- [Problem to solve] Consider the entries below. Count the lines holding the string "cargas" and state the number only.

- [Provided records]
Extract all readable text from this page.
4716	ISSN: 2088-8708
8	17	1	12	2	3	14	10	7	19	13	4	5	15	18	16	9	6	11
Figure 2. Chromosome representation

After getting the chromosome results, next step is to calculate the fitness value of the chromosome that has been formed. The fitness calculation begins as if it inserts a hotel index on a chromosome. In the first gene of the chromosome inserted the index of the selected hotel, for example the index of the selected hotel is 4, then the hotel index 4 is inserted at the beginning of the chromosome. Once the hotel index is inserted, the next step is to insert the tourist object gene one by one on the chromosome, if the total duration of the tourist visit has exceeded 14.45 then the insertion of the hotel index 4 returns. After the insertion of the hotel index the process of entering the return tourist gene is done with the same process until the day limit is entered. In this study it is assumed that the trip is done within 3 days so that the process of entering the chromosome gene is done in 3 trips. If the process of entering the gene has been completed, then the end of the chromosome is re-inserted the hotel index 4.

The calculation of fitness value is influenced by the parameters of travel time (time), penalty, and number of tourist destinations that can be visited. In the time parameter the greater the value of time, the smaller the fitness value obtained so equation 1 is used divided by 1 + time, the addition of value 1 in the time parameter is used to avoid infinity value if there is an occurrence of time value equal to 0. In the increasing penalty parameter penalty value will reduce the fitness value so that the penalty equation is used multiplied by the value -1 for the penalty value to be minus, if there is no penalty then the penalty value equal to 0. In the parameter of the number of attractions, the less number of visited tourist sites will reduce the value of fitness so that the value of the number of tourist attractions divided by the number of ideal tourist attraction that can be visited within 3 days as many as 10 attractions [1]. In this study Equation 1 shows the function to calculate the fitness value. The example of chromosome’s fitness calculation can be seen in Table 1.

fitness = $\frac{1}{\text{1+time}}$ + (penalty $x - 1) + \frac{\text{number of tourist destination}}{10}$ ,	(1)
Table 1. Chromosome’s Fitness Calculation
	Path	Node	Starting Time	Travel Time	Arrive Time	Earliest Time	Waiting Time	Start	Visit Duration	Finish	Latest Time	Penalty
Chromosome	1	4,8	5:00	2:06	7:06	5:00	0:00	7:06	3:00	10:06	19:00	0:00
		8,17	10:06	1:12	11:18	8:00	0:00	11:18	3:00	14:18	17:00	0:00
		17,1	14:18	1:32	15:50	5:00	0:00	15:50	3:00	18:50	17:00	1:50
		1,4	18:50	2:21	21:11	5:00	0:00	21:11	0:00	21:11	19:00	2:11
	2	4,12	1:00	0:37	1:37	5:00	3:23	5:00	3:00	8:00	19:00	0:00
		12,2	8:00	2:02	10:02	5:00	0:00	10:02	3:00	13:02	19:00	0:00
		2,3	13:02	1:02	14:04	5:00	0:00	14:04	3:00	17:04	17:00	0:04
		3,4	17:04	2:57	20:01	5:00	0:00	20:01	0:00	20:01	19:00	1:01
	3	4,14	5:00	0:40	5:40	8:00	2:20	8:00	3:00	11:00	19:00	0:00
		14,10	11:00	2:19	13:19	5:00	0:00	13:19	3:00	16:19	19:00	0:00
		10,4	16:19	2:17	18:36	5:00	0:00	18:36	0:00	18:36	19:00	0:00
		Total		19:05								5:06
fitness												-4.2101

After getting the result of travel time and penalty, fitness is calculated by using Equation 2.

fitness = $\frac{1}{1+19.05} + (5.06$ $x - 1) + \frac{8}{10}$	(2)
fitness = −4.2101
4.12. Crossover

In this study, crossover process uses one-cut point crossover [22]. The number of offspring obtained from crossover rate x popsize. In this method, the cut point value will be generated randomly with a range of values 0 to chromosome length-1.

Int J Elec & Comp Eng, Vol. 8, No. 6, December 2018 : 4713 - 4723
---
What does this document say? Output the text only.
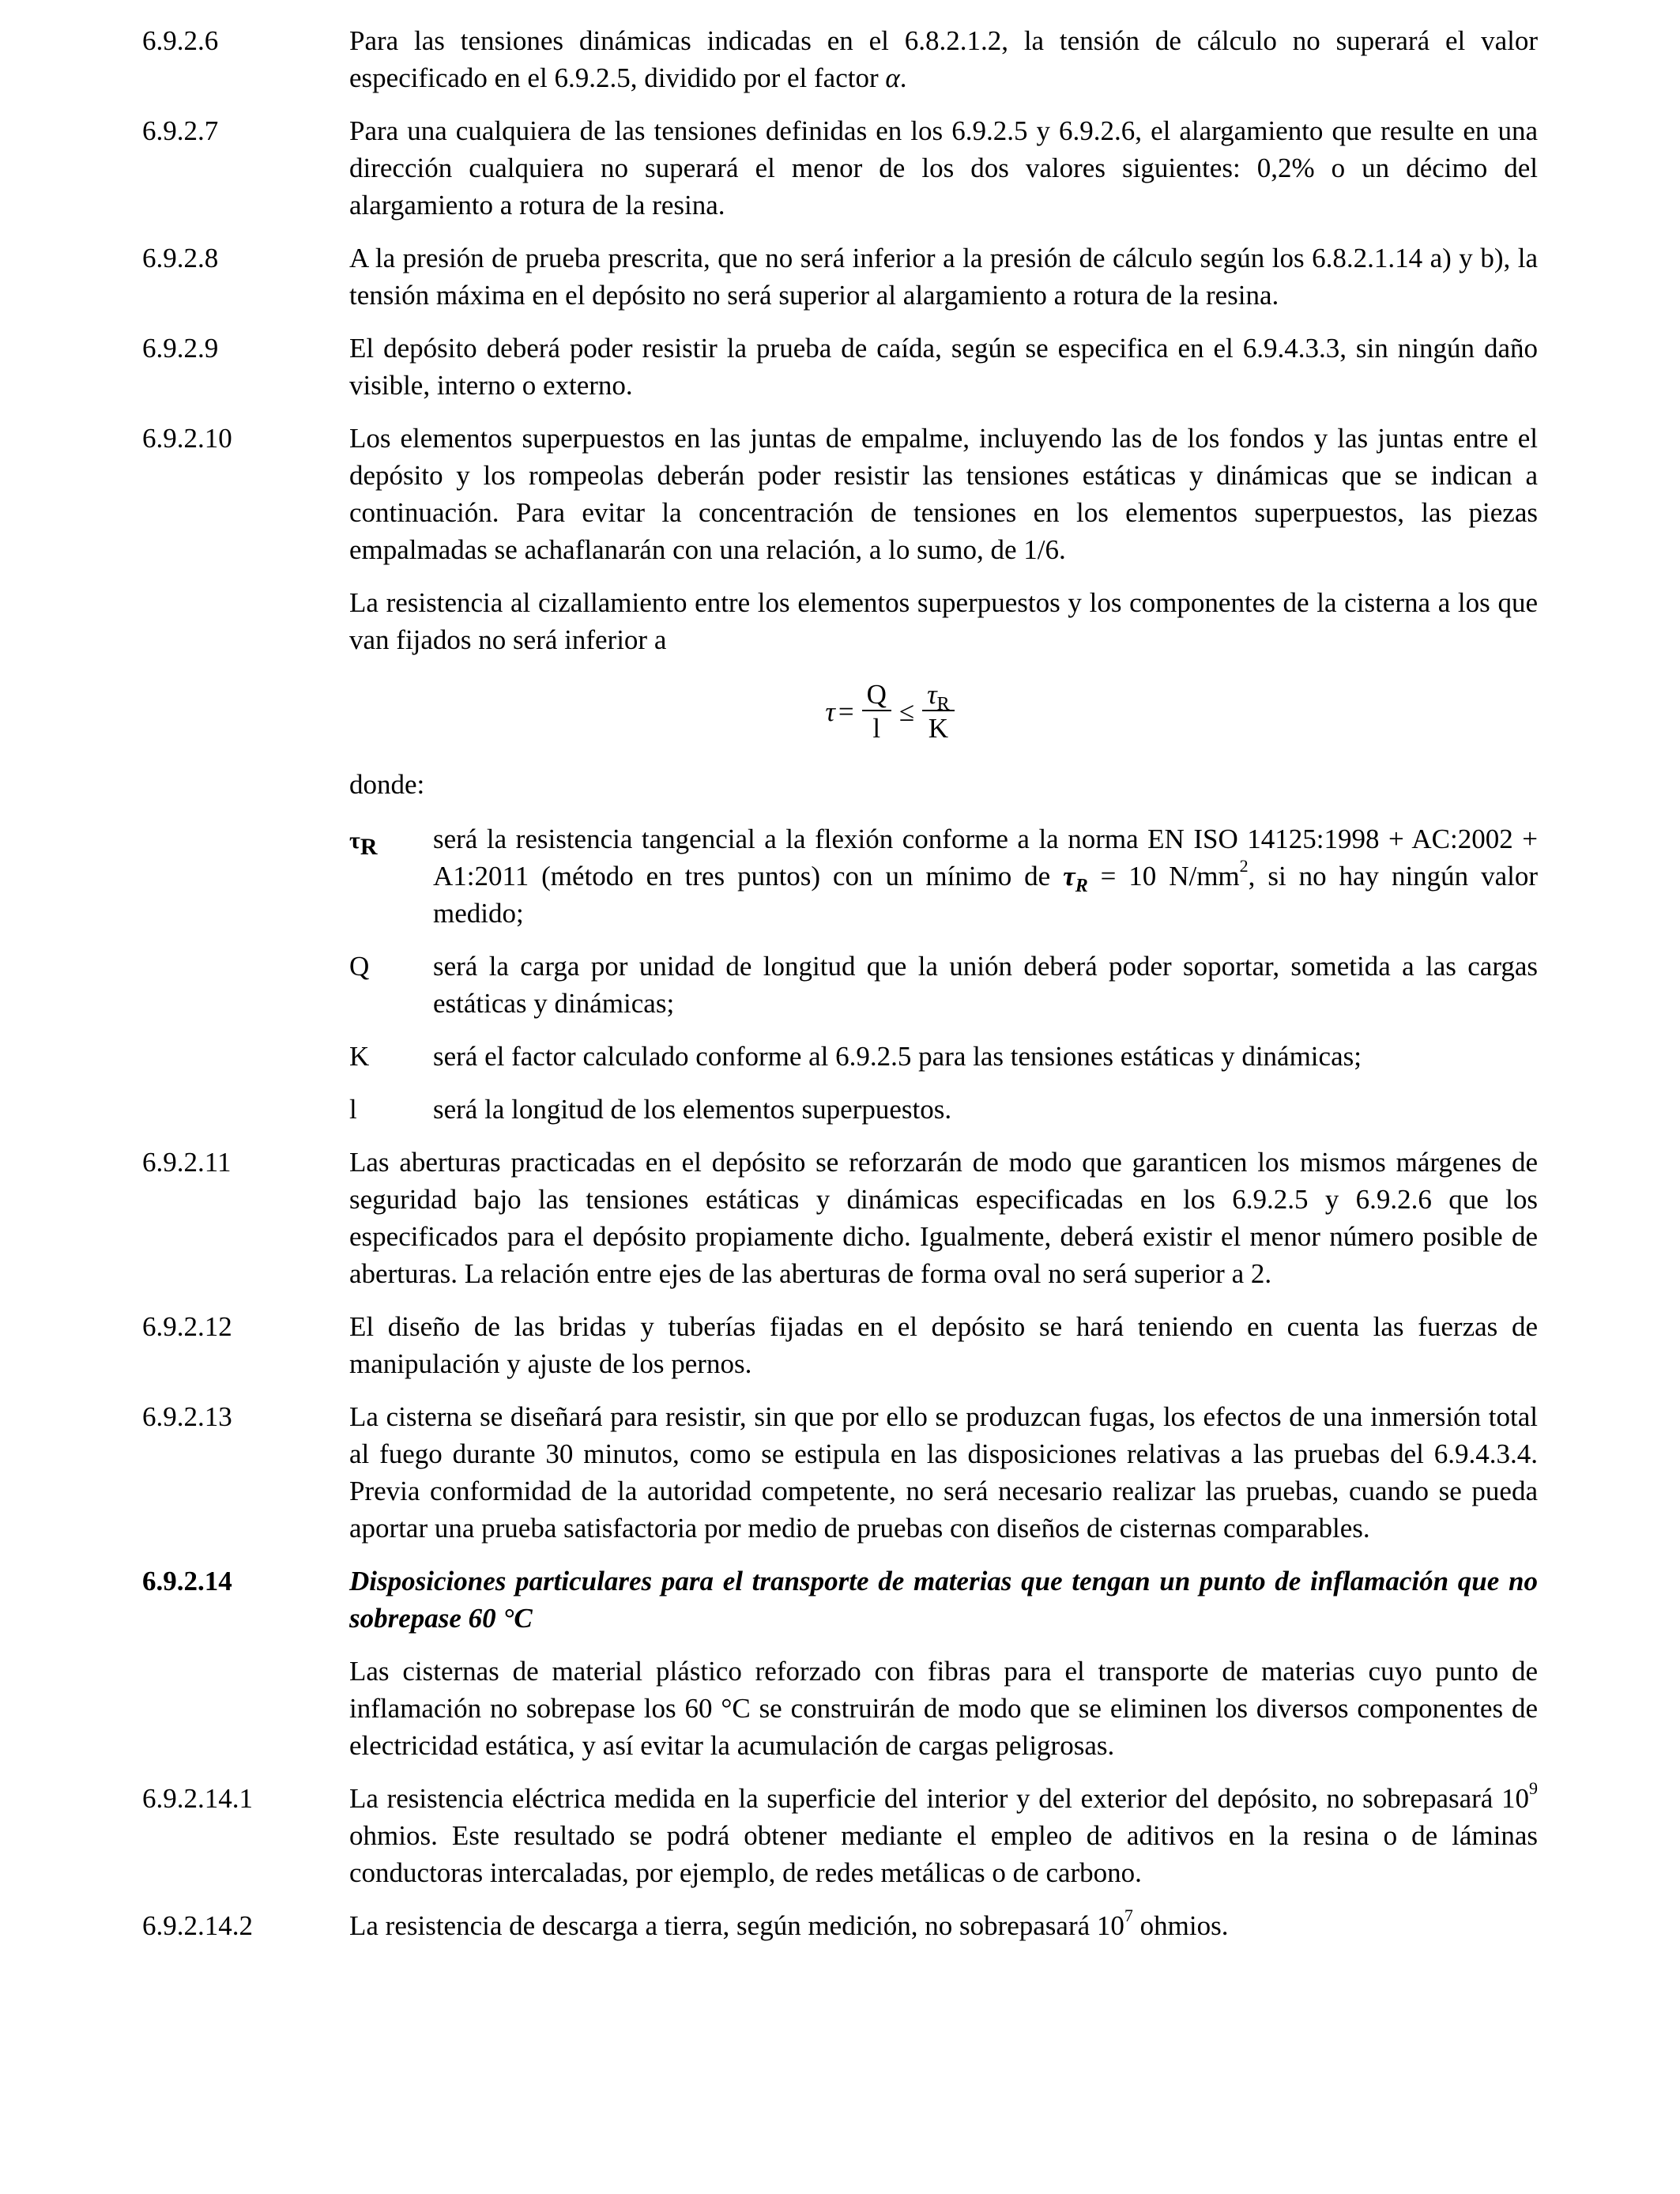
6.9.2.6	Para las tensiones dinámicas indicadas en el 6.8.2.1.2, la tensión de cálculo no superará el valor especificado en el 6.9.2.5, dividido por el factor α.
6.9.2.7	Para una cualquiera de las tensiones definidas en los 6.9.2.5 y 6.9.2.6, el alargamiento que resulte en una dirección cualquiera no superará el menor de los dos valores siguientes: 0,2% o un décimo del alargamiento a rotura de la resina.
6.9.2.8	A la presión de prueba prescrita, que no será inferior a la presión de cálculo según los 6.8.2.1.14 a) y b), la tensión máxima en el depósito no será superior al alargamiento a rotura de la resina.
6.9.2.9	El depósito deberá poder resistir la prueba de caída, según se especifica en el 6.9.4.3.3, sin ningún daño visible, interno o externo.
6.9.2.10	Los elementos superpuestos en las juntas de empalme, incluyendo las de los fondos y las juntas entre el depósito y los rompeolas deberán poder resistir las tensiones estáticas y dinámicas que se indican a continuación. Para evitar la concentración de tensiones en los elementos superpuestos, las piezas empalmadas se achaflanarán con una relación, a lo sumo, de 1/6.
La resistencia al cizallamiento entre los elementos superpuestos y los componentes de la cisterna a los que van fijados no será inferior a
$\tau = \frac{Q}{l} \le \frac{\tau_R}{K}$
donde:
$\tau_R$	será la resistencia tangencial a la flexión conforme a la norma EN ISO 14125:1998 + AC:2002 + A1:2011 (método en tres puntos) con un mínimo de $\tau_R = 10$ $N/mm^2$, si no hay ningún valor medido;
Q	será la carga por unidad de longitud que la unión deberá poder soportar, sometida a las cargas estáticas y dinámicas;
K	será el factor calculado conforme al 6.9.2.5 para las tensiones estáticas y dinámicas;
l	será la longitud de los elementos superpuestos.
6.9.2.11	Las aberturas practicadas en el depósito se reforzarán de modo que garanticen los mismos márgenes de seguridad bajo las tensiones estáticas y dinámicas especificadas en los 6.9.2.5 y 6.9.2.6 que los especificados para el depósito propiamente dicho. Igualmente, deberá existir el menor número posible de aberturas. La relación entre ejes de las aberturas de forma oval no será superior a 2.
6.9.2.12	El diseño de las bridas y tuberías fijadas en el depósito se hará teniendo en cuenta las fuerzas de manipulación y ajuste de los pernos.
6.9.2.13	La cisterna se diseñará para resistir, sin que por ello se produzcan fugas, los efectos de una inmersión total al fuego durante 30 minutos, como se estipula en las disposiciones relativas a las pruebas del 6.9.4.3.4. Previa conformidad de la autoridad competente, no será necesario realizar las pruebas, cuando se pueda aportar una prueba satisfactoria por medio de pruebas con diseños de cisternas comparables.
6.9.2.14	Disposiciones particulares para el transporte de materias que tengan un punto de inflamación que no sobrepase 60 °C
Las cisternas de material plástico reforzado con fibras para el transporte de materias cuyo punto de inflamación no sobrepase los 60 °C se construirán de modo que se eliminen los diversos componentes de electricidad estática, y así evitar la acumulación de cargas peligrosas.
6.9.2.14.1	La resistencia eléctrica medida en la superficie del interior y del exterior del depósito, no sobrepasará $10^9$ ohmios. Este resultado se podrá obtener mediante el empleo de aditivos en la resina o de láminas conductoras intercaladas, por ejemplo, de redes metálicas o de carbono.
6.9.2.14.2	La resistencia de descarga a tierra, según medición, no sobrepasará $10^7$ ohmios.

- [Answer area] 2